### Aim
Copy the items below with "table" substituted for "desk", leaving every other word unchanged.
===== Supplied information =====
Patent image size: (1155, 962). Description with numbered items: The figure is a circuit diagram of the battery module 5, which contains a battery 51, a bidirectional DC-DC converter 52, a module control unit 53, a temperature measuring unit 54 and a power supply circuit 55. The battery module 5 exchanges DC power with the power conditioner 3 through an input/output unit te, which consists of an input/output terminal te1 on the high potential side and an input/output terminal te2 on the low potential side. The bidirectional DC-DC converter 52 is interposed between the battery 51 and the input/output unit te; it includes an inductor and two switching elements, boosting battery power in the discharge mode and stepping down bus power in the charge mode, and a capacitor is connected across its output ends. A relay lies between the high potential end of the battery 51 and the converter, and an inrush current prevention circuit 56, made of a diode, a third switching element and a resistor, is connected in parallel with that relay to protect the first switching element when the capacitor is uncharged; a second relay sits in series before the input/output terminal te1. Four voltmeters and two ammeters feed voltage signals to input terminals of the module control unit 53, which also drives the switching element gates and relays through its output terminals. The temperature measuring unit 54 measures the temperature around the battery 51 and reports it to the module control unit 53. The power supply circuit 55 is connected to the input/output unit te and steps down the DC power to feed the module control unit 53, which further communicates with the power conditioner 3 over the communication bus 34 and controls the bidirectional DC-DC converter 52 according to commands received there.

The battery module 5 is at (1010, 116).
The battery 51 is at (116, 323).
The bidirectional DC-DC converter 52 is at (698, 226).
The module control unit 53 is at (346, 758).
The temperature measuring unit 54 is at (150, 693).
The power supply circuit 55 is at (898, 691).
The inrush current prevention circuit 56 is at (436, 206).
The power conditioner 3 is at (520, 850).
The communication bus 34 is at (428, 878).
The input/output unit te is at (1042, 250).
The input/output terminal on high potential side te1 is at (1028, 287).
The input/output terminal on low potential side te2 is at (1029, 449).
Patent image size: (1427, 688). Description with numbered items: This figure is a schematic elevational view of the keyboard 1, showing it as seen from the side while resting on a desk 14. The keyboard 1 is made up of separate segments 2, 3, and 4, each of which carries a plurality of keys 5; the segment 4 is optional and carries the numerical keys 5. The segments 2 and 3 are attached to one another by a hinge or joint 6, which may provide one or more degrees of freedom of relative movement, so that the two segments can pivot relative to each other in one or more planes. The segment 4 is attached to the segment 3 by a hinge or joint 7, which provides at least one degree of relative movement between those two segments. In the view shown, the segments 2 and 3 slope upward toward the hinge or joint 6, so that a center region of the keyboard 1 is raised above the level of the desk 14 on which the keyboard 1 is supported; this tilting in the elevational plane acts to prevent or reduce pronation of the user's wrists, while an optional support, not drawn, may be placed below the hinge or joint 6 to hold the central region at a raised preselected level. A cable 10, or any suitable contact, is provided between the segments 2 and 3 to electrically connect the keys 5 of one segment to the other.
=====
### Exercise solution
Patent image size: (1155, 962). Description with numbered items: The figure is a circuit diagram of the battery module 5, which contains a battery 51, a bidirectional DC-DC converter 52, a module control unit 53, a temperature measuring unit 54 and a power supply circuit 55. The battery module 5 exchanges DC power with the power conditioner 3 through an input/output unit te, which consists of an input/output terminal te1 on the high potential side and an input/output terminal te2 on the low potential side. The bidirectional DC-DC converter 52 is interposed between the battery 51 and the input/output unit te; it includes an inductor and two switching elements, boosting battery power in the discharge mode and stepping down bus power in the charge mode, and a capacitor is connected across its output ends. A relay lies between the high potential end of the battery 51 and the converter, and an inrush current prevention circuit 56, made of a diode, a third switching element and a resistor, is connected in parallel with that relay to protect the first switching element when the capacitor is uncharged; a second relay sits in series before the input/output terminal te1. Four voltmeters and two ammeters feed voltage signals to input terminals of the module control unit 53, which also drives the switching element gates and relays through its output terminals. The temperature measuring unit 54 measures the temperature around the battery 51 and reports it to the module control unit 53. The power supply circuit 55 is connected to the input/output unit te and steps down the DC power to feed the module control unit 53, which further communicates with the power conditioner 3 over the communication bus 34 and controls the bidirectional DC-DC converter 52 according to commands received there.

The battery module 5 is at (1010, 116).
The battery 51 is at (116, 323).
The bidirectional DC-DC converter 52 is at (698, 226).
The module control unit 53 is at (346, 758).
The temperature measuring unit 54 is at (150, 693).
The power supply circuit 55 is at (898, 691).
The inrush current prevention circuit 56 is at (436, 206).
The power conditioner 3 is at (520, 850).
The communication bus 34 is at (428, 878).
The input/output unit te is at (1042, 250).
The input/output terminal on high potential side te1 is at (1028, 287).
The input/output terminal on low potential side te2 is at (1029, 449).
Patent image size: (1427, 688). Description with numbered items: This figure is a schematic elevational view of the keyboard 1, showing it as seen from the side while resting on a table 14. The keyboard 1 is made up of separate segments 2, 3, and 4, each of which carries a plurality of keys 5; the segment 4 is optional and carries the numerical keys 5. The segments 2 and 3 are attached to one another by a hinge or joint 6, which may provide one or more degrees of freedom of relative movement, so that the two segments can pivot relative to each other in one or more planes. The segment 4 is attached to the segment 3 by a hinge or joint 7, which provides at least one degree of relative movement between those two segments. In the view shown, the segments 2 and 3 slope upward toward the hinge or joint 6, so that a center region of the keyboard 1 is raised above the level of the table 14 on which the keyboard 1 is supported; this tilting in the elevational plane acts to prevent or reduce pronation of the user's wrists, while an optional support, not drawn, may be placed below the hinge or joint 6 to hold the central region at a raised preselected level. A cable 10, or any suitable contact, is provided between the segments 2 and 3 to electrically connect the keys 5 of one segment to the other.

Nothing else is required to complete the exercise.